-- Task --
Would you return the complete listing below word for word?
-------------------------
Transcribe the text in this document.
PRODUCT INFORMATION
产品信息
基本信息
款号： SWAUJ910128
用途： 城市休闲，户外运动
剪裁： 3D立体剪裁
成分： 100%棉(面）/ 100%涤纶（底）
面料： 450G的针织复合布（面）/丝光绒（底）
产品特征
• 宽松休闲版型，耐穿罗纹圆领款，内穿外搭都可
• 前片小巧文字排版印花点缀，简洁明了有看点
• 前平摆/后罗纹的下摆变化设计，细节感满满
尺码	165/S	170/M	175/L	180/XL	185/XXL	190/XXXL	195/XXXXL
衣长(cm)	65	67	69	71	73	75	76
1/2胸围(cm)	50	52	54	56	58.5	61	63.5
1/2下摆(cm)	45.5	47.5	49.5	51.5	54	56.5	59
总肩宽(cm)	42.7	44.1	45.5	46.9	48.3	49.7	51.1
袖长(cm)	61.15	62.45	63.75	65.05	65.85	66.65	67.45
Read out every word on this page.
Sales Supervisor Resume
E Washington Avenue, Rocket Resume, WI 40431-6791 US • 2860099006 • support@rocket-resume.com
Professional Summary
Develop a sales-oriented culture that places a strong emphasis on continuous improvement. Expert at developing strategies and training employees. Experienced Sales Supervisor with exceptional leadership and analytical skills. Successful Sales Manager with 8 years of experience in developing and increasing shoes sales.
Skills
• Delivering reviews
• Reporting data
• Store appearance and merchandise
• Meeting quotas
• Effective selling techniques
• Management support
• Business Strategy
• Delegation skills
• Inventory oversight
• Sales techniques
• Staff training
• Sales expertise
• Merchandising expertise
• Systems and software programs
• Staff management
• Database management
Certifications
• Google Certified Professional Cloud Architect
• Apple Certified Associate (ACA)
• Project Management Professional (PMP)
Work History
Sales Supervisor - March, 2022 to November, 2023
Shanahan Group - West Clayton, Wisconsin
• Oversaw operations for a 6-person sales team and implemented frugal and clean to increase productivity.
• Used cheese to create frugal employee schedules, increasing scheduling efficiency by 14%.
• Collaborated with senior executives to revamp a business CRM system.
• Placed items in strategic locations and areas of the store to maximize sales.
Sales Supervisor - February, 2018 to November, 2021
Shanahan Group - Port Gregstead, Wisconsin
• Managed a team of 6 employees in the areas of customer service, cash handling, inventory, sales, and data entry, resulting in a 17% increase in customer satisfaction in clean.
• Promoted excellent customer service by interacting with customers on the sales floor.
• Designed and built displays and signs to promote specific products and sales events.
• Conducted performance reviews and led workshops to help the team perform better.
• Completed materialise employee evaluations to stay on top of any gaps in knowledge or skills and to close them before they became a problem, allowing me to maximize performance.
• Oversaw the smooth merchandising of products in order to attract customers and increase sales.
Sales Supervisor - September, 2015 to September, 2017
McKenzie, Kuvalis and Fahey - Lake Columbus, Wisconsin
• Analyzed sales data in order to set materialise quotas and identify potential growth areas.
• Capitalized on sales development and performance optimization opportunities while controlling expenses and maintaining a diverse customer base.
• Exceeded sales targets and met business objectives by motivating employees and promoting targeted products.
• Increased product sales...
-------------------------
-- In response --
Transcribe the text in this document.
PRODUCT INFORMATION
产品信息
基本信息
款号： SWAUJ910128
用途： 城市休闲，户外运动
剪裁： 3D立体剪裁
成分： 100%棉(面）/ 100%涤纶（底）
面料： 450G的针织复合布（面）/丝光绒（底）
产品特征
• 宽松休闲版型，耐穿罗纹圆领款，内穿外搭都可
• 前片小巧文字排版印花点缀，简洁明了有看点
• 前平摆/后罗纹的下摆变化设计，细节感满满
尺码	165/S	170/M	175/L	180/XL	185/XXL	190/XXXL	195/XXXXL
衣长(cm)	65	67	69	71	73	75	76
1/2胸围(cm)	50	52	54	56	58.5	61	63.5
1/2下摆(cm)	45.5	47.5	49.5	51.5	54	56.5	59
总肩宽(cm)	42.7	44.1	45.5	46.9	48.3	49.7	51.1
袖长(cm)	61.15	62.45	63.75	65.05	65.85	66.65	67.45
Read out every word on this page.
Sales Supervisor Resume
E Washington Avenue, Rocket Resume, WI 40431-6791 US • 2860099006 • support@rocket-resume.com
Professional Summary
Develop a sales-oriented culture that places a strong emphasis on continuous improvement. Expert at developing strategies and training employees. Experienced Sales Supervisor with exceptional leadership and analytical skills. Successful Sales Manager with 8 years of experience in developing and increasing shoes sales.
Skills
• Delivering reviews
• Reporting data
• Store appearance and merchandise
• Meeting quotas
• Effective selling techniques
• Management support
• Business Strategy
• Delegation skills
• Inventory oversight
• Sales techniques
• Staff training
• Sales expertise
• Merchandising expertise
• Systems and software programs
• Staff management
• Database management
Certifications
• Google Certified Professional Cloud Architect
• Apple Certified Associate (ACA)
• Project Management Professional (PMP)
Work History
Sales Supervisor - March, 2022 to November, 2023
Shanahan Group - West Clayton, Wisconsin
• Oversaw operations for a 6-person sales team and implemented frugal and clean to increase productivity.
• Used cheese to create frugal employee schedules, increasing scheduling efficiency by 14%.
• Collaborated with senior executives to revamp a business CRM system.
• Placed items in strategic locations and areas of the store to maximize sales.
Sales Supervisor - February, 2018 to November, 2021
Shanahan Group - Port Gregstead, Wisconsin
• Managed a team of 6 employees in the areas of customer service, cash handling, inventory, sales, and data entry, resulting in a 17% increase in customer satisfaction in clean.
• Promoted excellent customer service by interacting with customers on the sales floor.
• Designed and built displays and signs to promote specific products and sales events.
• Conducted performance reviews and led workshops to help the team perform better.
• Completed materialise employee evaluations to stay on top of any gaps in knowledge or skills and to close them before they became a problem, allowing me to maximize performance.
• Oversaw the smooth merchandising of products in order to attract customers and increase sales.
Sales Supervisor - September, 2015 to September, 2017
McKenzie, Kuvalis and Fahey - Lake Columbus, Wisconsin
• Analyzed sales data in order to set materialise quotas and identify potential growth areas.
• Capitalized on sales development and performance optimization opportunities while controlling expenses and maintaining a diverse customer base.
• Exceeded sales targets and met business objectives by motivating employees and promoting targeted products.
• Increased product sales...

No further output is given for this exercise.